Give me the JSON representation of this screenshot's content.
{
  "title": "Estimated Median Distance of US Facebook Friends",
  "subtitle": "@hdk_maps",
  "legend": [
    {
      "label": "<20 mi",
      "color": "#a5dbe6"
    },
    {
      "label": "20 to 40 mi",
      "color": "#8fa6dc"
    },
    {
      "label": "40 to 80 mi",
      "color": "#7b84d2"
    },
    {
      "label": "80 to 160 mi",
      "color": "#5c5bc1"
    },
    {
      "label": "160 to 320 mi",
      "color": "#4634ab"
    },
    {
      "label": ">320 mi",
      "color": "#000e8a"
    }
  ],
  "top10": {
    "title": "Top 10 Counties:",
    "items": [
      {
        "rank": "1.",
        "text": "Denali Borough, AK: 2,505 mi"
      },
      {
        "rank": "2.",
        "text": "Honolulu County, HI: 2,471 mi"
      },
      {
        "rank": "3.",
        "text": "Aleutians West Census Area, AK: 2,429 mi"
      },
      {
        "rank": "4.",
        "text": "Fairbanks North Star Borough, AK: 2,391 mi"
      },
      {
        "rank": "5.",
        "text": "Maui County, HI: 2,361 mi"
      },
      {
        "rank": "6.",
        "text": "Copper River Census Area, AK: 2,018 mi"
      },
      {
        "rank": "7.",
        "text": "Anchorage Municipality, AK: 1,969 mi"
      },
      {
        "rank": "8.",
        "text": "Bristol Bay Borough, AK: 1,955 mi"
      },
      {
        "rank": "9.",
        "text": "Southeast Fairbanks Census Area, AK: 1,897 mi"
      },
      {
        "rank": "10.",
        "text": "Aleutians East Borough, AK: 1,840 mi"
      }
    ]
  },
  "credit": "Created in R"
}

----------------------------------------

* [Task requirements] Repeat the data above exactly.

* [Correct output]
Give me the JSON representation of this screenshot's content.
{
  "title": "Estimated Median Distance of US Facebook Friends",
  "subtitle": "@hdk_maps",
  "legend": [
    {
      "label": "<20 mi",
      "color": "#a5dbe6"
    },
    {
      "label": "20 to 40 mi",
      "color": "#8fa6dc"
    },
    {
      "label": "40 to 80 mi",
      "color": "#7b84d2"
    },
    {
      "label": "80 to 160 mi",
      "color": "#5c5bc1"
    },
    {
      "label": "160 to 320 mi",
      "color": "#4634ab"
    },
    {
      "label": ">320 mi",
      "color": "#000e8a"
    }
  ],
  "top10": {
    "title": "Top 10 Counties:",
    "items": [
      {
        "rank": "1.",
        "text": "Denali Borough, AK: 2,505 mi"
      },
      {
        "rank": "2.",
        "text": "Honolulu County, HI: 2,471 mi"
      },
      {
        "rank": "3.",
        "text": "Aleutians West Census Area, AK: 2,429 mi"
      },
      {
        "rank": "4.",
        "text": "Fairbanks North Star Borough, AK: 2,391 mi"
      },
      {
        "rank": "5.",
        "text": "Maui County, HI: 2,361 mi"
      },
      {
        "rank": "6.",
        "text": "Copper River Census Area, AK: 2,018 mi"
      },
      {
        "rank": "7.",
        "text": "Anchorage Municipality, AK: 1,969 mi"
      },
      {
        "rank": "8.",
        "text": "Bristol Bay Borough, AK: 1,955 mi"
      },
      {
        "rank": "9.",
        "text": "Southeast Fairbanks Census Area, AK: 1,897 mi"
      },
      {
        "rank": "10.",
        "text": "Aleutians East Borough, AK: 1,840 mi"
      }
    ]
  },
  "credit": "Created in R"
}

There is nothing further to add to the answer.